#### Exercise materials ####
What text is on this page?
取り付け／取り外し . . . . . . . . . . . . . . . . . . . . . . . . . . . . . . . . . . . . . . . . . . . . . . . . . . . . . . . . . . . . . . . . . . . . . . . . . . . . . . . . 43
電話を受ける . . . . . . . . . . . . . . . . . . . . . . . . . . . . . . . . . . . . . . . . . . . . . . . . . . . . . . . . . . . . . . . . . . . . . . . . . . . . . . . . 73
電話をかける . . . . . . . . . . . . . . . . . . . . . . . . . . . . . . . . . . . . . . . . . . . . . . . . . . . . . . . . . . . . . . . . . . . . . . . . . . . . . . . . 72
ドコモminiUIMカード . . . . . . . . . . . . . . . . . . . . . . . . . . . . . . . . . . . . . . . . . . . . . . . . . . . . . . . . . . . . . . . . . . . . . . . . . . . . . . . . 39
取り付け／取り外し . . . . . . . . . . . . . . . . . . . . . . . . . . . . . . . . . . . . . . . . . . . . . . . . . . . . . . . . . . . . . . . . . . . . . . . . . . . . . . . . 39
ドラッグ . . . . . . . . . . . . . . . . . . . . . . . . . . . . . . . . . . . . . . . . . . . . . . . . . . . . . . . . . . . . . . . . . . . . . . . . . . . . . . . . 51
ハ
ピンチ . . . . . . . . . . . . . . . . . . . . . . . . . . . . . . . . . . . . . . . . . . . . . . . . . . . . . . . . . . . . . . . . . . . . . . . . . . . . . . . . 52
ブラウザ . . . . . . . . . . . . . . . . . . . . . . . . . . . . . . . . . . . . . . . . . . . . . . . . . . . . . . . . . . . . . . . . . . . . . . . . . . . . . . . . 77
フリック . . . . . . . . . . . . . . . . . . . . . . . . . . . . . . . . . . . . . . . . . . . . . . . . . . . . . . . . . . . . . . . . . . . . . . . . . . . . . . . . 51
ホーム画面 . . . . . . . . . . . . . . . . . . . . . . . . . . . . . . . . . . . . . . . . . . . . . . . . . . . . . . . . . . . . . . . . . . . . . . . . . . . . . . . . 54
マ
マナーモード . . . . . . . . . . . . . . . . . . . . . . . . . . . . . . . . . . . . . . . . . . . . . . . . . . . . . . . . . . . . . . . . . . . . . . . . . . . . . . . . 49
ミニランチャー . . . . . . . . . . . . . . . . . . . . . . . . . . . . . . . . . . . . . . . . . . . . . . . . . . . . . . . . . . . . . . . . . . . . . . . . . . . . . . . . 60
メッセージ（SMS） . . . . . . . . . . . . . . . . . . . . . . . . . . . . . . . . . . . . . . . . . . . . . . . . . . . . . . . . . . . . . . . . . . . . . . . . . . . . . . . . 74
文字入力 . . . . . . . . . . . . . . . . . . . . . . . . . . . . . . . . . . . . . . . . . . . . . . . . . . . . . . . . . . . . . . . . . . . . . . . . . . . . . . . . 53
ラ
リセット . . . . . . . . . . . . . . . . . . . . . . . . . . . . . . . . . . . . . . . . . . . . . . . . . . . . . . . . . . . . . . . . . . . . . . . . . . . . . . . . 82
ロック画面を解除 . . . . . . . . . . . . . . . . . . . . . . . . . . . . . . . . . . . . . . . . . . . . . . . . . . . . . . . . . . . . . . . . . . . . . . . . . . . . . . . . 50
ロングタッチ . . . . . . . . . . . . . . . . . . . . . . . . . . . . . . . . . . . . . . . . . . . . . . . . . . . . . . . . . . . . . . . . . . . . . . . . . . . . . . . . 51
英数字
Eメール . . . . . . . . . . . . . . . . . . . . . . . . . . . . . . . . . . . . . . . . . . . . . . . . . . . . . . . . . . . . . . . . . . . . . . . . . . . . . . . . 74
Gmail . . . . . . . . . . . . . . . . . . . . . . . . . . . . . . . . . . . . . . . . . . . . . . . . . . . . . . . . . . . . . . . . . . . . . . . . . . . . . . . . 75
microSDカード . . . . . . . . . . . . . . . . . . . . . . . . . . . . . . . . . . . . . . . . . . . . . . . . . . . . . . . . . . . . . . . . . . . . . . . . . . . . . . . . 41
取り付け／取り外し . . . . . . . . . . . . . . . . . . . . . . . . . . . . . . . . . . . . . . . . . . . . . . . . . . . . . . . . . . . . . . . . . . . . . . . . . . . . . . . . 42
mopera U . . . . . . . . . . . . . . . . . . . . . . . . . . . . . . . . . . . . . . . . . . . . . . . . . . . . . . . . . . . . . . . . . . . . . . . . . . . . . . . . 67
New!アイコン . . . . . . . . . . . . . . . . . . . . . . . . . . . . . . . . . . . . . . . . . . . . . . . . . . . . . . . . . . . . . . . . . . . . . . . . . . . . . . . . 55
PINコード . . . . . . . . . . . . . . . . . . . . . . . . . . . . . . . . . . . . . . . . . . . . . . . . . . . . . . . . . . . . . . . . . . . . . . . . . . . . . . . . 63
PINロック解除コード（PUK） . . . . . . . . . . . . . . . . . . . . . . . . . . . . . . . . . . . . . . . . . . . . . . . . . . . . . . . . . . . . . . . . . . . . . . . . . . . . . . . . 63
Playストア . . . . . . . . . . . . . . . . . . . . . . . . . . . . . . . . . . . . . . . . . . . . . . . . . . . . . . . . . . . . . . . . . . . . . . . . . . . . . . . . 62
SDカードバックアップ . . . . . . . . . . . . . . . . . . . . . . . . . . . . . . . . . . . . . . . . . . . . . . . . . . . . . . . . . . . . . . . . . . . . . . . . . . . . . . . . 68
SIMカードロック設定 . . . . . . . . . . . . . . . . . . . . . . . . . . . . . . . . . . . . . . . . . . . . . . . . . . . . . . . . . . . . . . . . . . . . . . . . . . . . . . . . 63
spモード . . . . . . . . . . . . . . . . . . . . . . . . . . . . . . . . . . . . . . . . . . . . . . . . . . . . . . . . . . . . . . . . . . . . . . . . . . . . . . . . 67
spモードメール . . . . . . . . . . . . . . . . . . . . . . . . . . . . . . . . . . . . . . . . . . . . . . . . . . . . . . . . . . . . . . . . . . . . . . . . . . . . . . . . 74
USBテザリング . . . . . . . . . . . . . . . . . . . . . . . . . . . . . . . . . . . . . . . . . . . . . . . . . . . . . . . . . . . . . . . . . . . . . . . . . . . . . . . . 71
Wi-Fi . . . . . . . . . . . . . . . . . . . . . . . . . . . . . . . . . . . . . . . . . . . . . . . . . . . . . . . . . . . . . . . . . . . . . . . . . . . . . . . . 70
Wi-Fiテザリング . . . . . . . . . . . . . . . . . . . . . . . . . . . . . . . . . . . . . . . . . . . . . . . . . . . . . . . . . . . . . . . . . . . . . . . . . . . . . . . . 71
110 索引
####
— Job —
State how many lines above include the word "取り外し", and nothing more.

— Result for this exercise —
3